#### What is expected
Could you give the data below again, exactly and completely?

Figure data in JSON:
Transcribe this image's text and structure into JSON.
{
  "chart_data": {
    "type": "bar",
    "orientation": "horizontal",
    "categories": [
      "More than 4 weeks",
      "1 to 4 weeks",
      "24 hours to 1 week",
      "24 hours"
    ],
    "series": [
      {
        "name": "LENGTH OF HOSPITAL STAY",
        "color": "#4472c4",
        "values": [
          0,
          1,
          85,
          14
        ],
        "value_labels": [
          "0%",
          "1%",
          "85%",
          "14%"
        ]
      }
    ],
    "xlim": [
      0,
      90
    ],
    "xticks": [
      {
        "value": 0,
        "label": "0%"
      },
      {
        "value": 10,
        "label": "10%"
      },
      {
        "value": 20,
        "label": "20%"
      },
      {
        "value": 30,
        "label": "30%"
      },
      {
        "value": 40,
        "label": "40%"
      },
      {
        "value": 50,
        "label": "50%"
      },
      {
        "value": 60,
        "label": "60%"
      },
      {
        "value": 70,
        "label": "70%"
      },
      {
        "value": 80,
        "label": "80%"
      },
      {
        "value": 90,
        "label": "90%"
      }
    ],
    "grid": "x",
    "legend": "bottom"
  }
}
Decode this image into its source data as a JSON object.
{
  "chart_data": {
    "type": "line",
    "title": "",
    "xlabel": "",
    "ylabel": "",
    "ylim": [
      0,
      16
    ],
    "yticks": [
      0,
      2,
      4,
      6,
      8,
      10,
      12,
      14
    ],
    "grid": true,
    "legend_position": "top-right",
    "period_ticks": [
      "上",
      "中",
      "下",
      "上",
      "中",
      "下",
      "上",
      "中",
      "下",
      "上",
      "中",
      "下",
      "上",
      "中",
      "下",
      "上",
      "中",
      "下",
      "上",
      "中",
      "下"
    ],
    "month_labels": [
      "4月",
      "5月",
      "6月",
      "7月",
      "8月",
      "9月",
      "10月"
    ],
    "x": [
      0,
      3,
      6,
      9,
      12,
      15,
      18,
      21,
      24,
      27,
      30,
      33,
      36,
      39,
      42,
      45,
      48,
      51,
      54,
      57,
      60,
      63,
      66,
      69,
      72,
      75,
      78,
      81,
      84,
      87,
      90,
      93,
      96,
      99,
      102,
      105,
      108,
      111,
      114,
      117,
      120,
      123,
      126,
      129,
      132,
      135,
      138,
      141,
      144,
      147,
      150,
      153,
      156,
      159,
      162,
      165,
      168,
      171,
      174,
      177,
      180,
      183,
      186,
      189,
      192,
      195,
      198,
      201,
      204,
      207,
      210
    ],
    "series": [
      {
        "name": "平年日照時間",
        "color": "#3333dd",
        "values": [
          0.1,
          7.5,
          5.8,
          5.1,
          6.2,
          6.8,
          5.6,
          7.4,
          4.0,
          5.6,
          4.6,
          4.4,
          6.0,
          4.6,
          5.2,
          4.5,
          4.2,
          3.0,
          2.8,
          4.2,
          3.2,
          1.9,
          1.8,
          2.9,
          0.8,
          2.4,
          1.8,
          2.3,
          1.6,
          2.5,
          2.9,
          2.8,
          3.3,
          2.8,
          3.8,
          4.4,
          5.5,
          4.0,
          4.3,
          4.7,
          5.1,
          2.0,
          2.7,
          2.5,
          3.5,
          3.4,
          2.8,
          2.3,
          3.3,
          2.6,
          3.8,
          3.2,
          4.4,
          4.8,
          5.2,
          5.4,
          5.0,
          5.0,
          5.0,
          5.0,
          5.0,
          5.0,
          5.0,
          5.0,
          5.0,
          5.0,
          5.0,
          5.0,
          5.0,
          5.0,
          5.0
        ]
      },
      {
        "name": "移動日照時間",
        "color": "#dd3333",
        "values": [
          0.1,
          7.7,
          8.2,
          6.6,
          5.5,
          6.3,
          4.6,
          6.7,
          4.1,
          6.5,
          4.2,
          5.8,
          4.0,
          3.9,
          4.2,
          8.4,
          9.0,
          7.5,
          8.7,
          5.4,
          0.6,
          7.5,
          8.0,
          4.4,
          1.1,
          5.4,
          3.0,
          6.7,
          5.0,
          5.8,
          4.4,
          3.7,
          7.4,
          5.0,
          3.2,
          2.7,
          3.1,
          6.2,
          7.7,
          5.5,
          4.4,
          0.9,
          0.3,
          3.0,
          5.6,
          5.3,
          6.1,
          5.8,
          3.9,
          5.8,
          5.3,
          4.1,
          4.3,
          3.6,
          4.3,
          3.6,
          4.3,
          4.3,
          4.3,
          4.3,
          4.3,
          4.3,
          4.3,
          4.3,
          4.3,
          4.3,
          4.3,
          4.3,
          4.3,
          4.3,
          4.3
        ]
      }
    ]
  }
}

#### Solution for this problem
Transcribe this image's text and structure into JSON.
{
  "chart_data": {
    "type": "bar",
    "orientation": "horizontal",
    "categories": [
      "More than 4 weeks",
      "1 to 4 weeks",
      "24 hours to 1 week",
      "24 hours"
    ],
    "series": [
      {
        "name": "LENGTH OF HOSPITAL STAY",
        "color": "#4472c4",
        "values": [
          0,
          1,
          85,
          14
        ],
        "value_labels": [
          "0%",
          "1%",
          "85%",
          "14%"
        ]
      }
    ],
    "xlim": [
      0,
      90
    ],
    "xticks": [
      {
        "value": 0,
        "label": "0%"
      },
      {
        "value": 10,
        "label": "10%"
      },
      {
        "value": 20,
        "label": "20%"
      },
      {
        "value": 30,
        "label": "30%"
      },
      {
        "value": 40,
        "label": "40%"
      },
      {
        "value": 50,
        "label": "50%"
      },
      {
        "value": 60,
        "label": "60%"
      },
      {
        "value": 70,
        "label": "70%"
      },
      {
        "value": 80,
        "label": "80%"
      },
      {
        "value": 90,
        "label": "90%"
      }
    ],
    "grid": "x",
    "legend": "bottom"
  }
}
Decode this image into its source data as a JSON object.
{
  "chart_data": {
    "type": "line",
    "title": "",
    "xlabel": "",
    "ylabel": "",
    "ylim": [
      0,
      16
    ],
    "yticks": [
      0,
      2,
      4,
      6,
      8,
      10,
      12,
      14
    ],
    "grid": true,
    "legend_position": "top-right",
    "period_ticks": [
      "上",
      "中",
      "下",
      "上",
      "中",
      "下",
      "上",
      "中",
      "下",
      "上",
      "中",
      "下",
      "上",
      "中",
      "下",
      "上",
      "中",
      "下",
      "上",
      "中",
      "下"
    ],
    "month_labels": [
      "4月",
      "5月",
      "6月",
      "7月",
      "8月",
      "9月",
      "10月"
    ],
    "x": [
      0,
      3,
      6,
      9,
      12,
      15,
      18,
      21,
      24,
      27,
      30,
      33,
      36,
      39,
      42,
      45,
      48,
      51,
      54,
      57,
      60,
      63,
      66,
      69,
      72,
      75,
      78,
      81,
      84,
      87,
      90,
      93,
      96,
      99,
      102,
      105,
      108,
      111,
      114,
      117,
      120,
      123,
      126,
      129,
      132,
      135,
      138,
      141,
      144,
      147,
      150,
      153,
      156,
      159,
      162,
      165,
      168,
      171,
      174,
      177,
      180,
      183,
      186,
      189,
      192,
      195,
      198,
      201,
      204,
      207,
      210
    ],
    "series": [
      {
        "name": "平年日照時間",
        "color": "#3333dd",
        "values": [
          0.1,
          7.5,
          5.8,
          5.1,
          6.2,
          6.8,
          5.6,
          7.4,
          4.0,
          5.6,
          4.6,
          4.4,
          6.0,
          4.6,
          5.2,
          4.5,
          4.2,
          3.0,
          2.8,
          4.2,
          3.2,
          1.9,
          1.8,
          2.9,
          0.8,
          2.4,
          1.8,
          2.3,
          1.6,
          2.5,
          2.9,
          2.8,
          3.3,
          2.8,
          3.8,
          4.4,
          5.5,
          4.0,
          4.3,
          4.7,
          5.1,
          2.0,
          2.7,
          2.5,
          3.5,
          3.4,
          2.8,
          2.3,
          3.3,
          2.6,
          3.8,
          3.2,
          4.4,
          4.8,
          5.2,
          5.4,
          5.0,
          5.0,
          5.0,
          5.0,
          5.0,
          5.0,
          5.0,
          5.0,
          5.0,
          5.0,
          5.0,
          5.0,
          5.0,
          5.0,
          5.0
        ]
      },
      {
        "name": "移動日照時間",
        "color": "#dd3333",
        "values": [
          0.1,
          7.7,
          8.2,
          6.6,
          5.5,
          6.3,
          4.6,
          6.7,
          4.1,
          6.5,
          4.2,
          5.8,
          4.0,
          3.9,
          4.2,
          8.4,
          9.0,
          7.5,
          8.7,
          5.4,
          0.6,
          7.5,
          8.0,
          4.4,
          1.1,
          5.4,
          3.0,
          6.7,
          5.0,
          5.8,
          4.4,
          3.7,
          7.4,
          5.0,
          3.2,
          2.7,
          3.1,
          6.2,
          7.7,
          5.5,
          4.4,
          0.9,
          0.3,
          3.0,
          5.6,
          5.3,
          6.1,
          5.8,
          3.9,
          5.8,
          5.3,
          4.1,
          4.3,
          3.6,
          4.3,
          3.6,
          4.3,
          4.3,
          4.3,
          4.3,
          4.3,
          4.3,
          4.3,
          4.3,
          4.3,
          4.3,
          4.3,
          4.3,
          4.3,
          4.3,
          4.3
        ]
      }
    ]
  }
}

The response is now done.